-- TASK REQUIREMENTS --
Return all lines from the listing below in which the string "国家级骨干教师培训对象" occurs.

[Start MATERIAL FOR THIS TASK]

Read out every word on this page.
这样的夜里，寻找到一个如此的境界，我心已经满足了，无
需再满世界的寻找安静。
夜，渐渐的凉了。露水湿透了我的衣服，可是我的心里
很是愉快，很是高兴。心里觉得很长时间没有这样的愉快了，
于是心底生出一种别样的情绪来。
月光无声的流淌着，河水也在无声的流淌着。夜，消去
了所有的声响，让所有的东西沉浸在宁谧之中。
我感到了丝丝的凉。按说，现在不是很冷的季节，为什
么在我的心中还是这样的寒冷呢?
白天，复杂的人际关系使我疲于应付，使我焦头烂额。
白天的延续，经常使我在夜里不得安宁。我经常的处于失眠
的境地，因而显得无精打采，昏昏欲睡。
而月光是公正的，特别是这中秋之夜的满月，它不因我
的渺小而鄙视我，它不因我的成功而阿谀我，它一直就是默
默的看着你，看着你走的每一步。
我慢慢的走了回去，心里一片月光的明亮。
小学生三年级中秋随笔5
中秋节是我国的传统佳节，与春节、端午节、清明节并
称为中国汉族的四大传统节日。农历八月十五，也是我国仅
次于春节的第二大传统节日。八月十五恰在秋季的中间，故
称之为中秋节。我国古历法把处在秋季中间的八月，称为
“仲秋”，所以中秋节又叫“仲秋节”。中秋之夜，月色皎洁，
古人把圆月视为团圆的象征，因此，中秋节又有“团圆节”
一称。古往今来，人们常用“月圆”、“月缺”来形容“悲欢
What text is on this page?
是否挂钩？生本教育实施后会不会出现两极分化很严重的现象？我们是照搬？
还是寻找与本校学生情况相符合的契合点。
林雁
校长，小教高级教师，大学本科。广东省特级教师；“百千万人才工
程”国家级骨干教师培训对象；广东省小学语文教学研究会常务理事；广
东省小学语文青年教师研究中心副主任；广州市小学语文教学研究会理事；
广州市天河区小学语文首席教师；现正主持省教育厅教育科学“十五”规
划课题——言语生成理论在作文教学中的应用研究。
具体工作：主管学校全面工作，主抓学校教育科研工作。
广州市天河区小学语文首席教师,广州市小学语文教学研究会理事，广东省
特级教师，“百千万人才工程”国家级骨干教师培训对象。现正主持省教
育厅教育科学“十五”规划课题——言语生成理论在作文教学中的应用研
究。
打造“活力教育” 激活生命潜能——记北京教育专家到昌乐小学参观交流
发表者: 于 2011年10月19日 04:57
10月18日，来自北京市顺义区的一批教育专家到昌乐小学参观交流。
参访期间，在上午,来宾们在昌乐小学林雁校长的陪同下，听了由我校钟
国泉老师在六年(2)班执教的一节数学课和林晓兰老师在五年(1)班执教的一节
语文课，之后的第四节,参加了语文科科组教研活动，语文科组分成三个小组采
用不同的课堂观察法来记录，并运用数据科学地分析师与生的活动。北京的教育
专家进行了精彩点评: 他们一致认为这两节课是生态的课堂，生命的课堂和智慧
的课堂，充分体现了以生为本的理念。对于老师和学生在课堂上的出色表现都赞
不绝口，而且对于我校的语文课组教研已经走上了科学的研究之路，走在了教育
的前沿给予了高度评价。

[End MATERIAL FOR THIS TASK]

-- ANSWER TO THE PROBLEM --
程”国家级骨干教师培训对象；广东省小学语文教学研究会常务理事；广
特级教师，“百千万人才工程”国家级骨干教师培训对象。现正主持省教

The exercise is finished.